→ **Written exercise**
Every entry below should be repeated exactly; the pictures should not.

→ **Entries from a visual dataset**
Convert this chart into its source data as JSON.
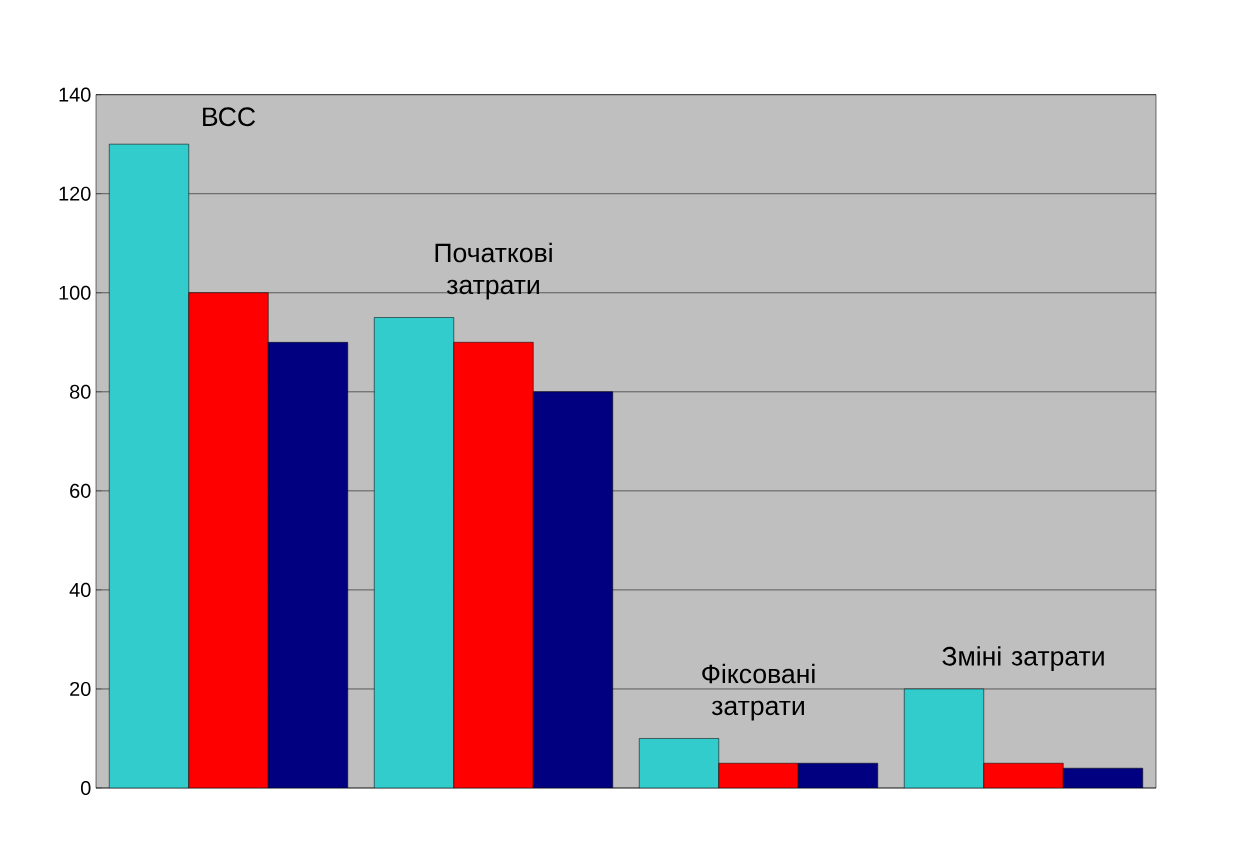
{
  "chart_data": {
    "type": "bar",
    "categories": [
      "ВСС",
      "Початкові затрати",
      "Фіксовані затрати",
      "Зміні затрати"
    ],
    "series": [
      {
        "color": "#33cccc",
        "values": [
          130,
          95,
          10,
          20
        ]
      },
      {
        "color": "#ff0000",
        "values": [
          100,
          90,
          5,
          5
        ]
      },
      {
        "color": "#000080",
        "values": [
          90,
          80,
          5,
          4
        ]
      }
    ],
    "ylim": [
      0,
      140
    ],
    "yticks": [
      0,
      20,
      40,
      60,
      80,
      100,
      120,
      140
    ],
    "grid": "y"
  }
}
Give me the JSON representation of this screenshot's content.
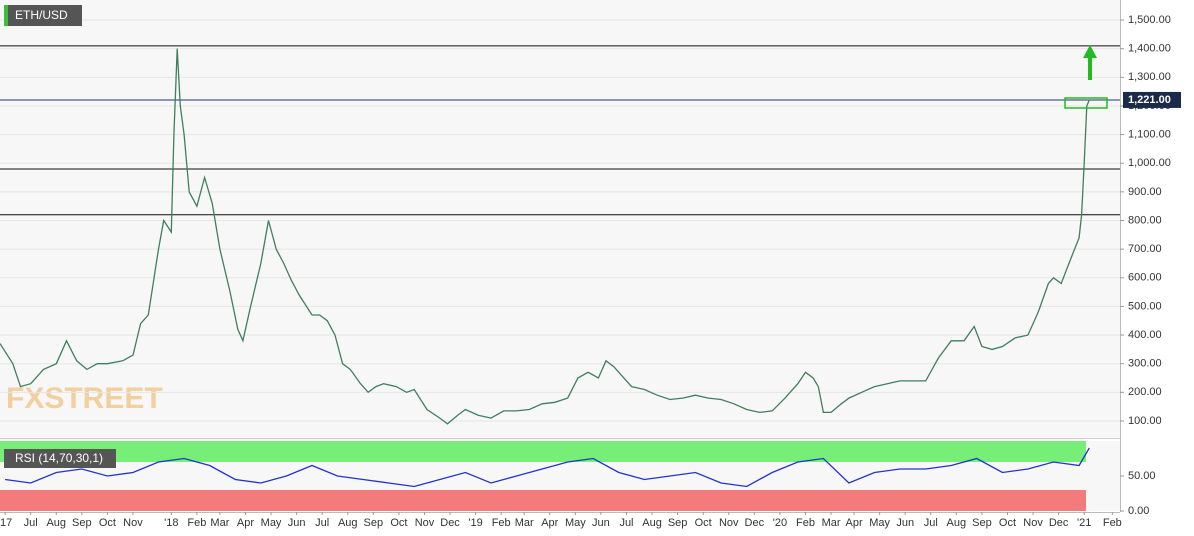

→ **Answer to the exercise**
Convert this chart into its source data as JSON.
{
  "chart_data": {
    "type": "bar",
    "categories": [
      "ВСС",
      "Початкові затрати",
      "Фіксовані затрати",
      "Зміні затрати"
    ],
    "series": [
      {
        "color": "#33cccc",
        "values": [
          130,
          95,
          10,
          20
        ]
      },
      {
        "color": "#ff0000",
        "values": [
          100,
          90,
          5,
          5
        ]
      },
      {
        "color": "#000080",
        "values": [
          90,
          80,
          5,
          4
        ]
      }
    ],
    "ylim": [
      0,
      140
    ],
    "yticks": [
      0,
      20,
      40,
      60,
      80,
      100,
      120,
      140
    ],
    "grid": "y"
  }
}
Give me the JSON representation of this screenshot's content.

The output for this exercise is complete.